Short exercise
Among the lines listed below, count those that include the string "Коренево", and state only the count.

Stored records:
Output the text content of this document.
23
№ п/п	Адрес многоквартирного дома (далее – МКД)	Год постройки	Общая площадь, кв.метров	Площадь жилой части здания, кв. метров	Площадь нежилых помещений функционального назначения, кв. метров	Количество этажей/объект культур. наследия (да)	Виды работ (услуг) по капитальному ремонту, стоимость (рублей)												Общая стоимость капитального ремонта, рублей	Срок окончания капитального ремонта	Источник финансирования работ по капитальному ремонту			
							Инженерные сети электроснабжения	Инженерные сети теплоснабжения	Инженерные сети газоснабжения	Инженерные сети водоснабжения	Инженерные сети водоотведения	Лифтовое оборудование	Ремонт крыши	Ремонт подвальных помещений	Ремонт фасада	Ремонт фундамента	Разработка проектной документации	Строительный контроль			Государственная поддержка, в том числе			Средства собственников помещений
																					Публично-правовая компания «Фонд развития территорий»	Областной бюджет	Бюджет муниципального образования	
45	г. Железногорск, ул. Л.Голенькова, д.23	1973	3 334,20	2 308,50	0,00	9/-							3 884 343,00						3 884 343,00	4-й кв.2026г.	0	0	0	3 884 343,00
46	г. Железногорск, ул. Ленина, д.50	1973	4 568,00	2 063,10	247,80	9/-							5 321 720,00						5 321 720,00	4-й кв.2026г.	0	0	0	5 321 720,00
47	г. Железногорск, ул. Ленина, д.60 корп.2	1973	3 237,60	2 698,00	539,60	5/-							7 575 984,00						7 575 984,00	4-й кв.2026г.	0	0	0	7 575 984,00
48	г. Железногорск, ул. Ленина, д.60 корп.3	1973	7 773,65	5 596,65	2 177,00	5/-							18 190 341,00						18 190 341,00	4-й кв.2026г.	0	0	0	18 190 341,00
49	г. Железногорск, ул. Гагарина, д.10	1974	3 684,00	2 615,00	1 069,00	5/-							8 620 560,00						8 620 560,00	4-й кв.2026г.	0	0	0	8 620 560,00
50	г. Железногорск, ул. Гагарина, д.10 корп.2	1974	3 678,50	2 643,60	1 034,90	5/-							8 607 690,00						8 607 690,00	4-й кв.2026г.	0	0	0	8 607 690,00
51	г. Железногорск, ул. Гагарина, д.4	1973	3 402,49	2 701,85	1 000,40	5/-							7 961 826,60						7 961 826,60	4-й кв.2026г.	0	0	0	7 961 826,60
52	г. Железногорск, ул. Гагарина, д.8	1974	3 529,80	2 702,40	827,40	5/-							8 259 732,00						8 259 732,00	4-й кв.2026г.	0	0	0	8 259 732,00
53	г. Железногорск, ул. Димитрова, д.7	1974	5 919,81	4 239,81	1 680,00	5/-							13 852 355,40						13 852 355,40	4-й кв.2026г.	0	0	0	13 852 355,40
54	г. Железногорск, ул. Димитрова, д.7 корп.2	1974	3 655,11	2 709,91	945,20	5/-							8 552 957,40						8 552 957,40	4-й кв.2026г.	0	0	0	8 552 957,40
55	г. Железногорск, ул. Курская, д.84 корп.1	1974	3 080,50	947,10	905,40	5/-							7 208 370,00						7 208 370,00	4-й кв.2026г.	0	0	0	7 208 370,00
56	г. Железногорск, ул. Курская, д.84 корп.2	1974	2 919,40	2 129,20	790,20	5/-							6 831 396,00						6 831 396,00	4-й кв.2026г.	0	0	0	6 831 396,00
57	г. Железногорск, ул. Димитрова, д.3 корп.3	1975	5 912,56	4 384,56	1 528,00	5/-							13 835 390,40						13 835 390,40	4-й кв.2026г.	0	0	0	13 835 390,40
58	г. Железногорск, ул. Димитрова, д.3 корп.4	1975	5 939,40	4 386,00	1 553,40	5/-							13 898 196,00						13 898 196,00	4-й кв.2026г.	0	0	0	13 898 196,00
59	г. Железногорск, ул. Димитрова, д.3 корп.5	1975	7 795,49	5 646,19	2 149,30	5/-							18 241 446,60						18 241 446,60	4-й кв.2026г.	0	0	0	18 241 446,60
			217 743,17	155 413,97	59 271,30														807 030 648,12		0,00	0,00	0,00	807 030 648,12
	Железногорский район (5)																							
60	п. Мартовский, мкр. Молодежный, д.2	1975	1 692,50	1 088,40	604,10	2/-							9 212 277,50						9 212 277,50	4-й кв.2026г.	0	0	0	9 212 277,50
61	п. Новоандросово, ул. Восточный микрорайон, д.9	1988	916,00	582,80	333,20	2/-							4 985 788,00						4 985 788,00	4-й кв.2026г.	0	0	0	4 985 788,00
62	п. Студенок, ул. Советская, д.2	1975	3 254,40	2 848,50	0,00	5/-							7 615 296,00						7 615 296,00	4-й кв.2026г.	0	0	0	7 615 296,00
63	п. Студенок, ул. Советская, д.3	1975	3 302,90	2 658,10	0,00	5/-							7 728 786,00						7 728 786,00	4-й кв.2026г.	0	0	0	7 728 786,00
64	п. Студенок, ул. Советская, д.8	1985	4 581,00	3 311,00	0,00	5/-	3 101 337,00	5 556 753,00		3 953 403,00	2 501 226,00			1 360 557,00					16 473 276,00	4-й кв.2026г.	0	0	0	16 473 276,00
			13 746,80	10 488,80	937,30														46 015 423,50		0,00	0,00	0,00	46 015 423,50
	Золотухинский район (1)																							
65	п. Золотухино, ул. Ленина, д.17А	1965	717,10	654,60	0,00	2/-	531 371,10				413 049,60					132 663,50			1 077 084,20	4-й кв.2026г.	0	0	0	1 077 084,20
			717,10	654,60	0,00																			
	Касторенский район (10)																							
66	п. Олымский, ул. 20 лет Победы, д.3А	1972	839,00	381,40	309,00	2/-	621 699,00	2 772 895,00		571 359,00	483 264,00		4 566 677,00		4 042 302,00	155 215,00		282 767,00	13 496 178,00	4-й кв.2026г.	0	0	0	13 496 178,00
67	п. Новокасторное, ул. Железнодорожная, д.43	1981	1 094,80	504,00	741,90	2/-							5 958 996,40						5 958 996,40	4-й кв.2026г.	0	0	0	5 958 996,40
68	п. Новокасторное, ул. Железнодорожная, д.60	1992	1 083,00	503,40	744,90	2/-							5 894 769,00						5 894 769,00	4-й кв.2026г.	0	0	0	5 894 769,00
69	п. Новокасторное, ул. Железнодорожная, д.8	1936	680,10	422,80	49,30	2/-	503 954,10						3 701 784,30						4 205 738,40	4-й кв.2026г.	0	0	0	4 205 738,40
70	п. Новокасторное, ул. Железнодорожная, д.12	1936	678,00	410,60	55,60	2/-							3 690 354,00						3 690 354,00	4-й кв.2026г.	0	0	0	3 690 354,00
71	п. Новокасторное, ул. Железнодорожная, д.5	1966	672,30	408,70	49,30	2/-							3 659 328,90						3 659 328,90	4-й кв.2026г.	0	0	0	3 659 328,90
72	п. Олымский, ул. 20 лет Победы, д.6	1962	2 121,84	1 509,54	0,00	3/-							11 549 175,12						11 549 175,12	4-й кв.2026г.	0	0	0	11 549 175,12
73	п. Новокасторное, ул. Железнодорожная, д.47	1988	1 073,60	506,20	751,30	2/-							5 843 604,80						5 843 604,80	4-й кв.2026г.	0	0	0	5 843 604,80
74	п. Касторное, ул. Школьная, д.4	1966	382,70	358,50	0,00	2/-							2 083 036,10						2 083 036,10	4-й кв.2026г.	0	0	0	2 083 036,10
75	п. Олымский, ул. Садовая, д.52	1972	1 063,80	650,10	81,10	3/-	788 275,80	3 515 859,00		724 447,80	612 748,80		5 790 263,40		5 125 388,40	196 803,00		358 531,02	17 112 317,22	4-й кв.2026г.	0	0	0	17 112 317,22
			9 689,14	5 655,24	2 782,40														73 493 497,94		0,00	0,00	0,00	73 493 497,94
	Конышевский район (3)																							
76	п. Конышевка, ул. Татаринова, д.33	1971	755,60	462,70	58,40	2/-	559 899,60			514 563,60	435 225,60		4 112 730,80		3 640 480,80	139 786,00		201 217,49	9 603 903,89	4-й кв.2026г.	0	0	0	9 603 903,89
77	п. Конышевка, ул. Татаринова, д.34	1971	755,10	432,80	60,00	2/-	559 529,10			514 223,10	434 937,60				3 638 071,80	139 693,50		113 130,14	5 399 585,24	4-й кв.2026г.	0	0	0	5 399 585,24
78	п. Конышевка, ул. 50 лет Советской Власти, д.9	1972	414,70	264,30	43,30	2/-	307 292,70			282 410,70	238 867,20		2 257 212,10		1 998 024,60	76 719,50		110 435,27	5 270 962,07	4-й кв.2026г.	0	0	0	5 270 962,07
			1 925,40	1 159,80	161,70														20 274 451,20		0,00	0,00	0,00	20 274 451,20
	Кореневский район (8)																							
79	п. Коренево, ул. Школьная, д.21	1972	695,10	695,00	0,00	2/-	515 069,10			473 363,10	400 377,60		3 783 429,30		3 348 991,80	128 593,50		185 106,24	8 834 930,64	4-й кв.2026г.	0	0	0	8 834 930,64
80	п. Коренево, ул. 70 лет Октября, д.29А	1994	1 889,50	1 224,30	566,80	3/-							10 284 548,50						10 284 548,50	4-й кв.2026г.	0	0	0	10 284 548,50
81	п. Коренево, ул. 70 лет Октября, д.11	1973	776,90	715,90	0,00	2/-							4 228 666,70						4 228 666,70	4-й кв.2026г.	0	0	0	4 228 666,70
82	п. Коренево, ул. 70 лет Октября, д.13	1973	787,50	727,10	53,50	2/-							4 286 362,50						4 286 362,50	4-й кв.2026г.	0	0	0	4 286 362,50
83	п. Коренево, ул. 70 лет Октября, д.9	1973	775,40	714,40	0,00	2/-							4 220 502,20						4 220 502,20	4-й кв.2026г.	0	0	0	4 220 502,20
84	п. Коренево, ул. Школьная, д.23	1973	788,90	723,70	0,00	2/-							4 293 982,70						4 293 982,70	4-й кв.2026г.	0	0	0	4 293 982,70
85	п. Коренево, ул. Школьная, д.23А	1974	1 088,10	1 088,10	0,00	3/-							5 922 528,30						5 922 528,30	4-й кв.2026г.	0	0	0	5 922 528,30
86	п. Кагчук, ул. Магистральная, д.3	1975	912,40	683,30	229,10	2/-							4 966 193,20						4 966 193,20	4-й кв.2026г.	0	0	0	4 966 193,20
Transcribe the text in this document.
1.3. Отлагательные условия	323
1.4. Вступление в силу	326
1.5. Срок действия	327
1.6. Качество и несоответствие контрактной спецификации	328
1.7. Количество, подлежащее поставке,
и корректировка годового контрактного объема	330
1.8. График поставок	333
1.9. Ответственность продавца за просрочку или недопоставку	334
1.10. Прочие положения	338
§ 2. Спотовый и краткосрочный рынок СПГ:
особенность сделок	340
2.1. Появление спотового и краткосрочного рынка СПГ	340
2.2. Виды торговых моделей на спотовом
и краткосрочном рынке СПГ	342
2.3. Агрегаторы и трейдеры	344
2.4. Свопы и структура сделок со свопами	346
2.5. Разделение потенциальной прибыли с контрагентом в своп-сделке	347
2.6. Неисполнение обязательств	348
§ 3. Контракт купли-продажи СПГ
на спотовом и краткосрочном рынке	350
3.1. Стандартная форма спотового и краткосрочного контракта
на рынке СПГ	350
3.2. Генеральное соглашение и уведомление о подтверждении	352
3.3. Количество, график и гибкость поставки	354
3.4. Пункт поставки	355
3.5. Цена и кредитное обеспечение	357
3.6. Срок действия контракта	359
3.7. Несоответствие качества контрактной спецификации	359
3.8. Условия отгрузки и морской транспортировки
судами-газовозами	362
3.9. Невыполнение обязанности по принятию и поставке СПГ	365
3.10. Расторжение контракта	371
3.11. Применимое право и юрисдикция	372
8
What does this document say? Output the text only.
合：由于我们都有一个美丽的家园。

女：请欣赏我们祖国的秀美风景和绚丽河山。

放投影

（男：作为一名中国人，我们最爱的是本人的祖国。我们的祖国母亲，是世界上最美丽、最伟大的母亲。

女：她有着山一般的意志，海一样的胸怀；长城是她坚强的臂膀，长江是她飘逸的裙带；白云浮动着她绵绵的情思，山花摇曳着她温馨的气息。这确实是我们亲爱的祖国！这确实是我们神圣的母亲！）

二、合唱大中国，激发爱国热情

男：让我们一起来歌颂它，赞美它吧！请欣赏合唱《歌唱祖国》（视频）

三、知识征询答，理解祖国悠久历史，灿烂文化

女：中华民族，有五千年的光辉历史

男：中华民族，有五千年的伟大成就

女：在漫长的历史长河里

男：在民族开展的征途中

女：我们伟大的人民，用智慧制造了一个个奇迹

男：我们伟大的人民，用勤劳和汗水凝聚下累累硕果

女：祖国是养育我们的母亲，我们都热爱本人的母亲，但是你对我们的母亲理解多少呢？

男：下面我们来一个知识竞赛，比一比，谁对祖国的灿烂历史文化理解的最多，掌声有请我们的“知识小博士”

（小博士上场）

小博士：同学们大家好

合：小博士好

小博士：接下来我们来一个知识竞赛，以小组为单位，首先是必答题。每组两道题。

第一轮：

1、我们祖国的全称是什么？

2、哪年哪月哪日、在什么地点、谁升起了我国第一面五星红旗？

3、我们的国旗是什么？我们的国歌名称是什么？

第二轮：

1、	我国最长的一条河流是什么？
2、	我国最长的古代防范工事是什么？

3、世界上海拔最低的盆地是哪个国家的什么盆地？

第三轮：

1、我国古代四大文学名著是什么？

Written response
7